▶ WHAT TO WORK ON
Copy the records below line for line, with no changes.

[Layout dataset entries]
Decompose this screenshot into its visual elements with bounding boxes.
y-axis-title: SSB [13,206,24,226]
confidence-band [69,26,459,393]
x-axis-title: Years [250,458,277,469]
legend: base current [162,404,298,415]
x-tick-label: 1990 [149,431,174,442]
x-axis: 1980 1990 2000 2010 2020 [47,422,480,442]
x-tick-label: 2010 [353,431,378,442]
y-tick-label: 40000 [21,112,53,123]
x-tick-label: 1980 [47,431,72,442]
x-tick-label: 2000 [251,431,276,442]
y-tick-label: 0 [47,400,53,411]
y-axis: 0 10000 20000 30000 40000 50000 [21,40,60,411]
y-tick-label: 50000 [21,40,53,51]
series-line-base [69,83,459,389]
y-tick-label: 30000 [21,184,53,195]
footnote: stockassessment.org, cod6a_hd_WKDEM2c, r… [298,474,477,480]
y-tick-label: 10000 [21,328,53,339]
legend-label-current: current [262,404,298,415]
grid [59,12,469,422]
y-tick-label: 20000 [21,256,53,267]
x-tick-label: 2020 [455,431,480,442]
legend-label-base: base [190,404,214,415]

▶ CORRECT RESPONSE
Decompose this screenshot into its visual elements with bounding boxes.
y-axis-title: SSB [13,206,24,226]
confidence-band [69,26,459,393]
x-axis-title: Years [250,458,277,469]
legend: base current [162,404,298,415]
x-tick-label: 1990 [149,431,174,442]
x-axis: 1980 1990 2000 2010 2020 [47,422,480,442]
x-tick-label: 2010 [353,431,378,442]
y-tick-label: 40000 [21,112,53,123]
x-tick-label: 1980 [47,431,72,442]
x-tick-label: 2000 [251,431,276,442]
y-tick-label: 0 [47,400,53,411]
y-axis: 0 10000 20000 30000 40000 50000 [21,40,60,411]
y-tick-label: 50000 [21,40,53,51]
series-line-base [69,83,459,389]
y-tick-label: 30000 [21,184,53,195]
footnote: stockassessment.org, cod6a_hd_WKDEM2c, r… [298,474,477,480]
y-tick-label: 10000 [21,328,53,339]
legend-label-current: current [262,404,298,415]
grid [59,12,469,422]
y-tick-label: 20000 [21,256,53,267]
x-tick-label: 2020 [455,431,480,442]
legend-label-base: base [190,404,214,415]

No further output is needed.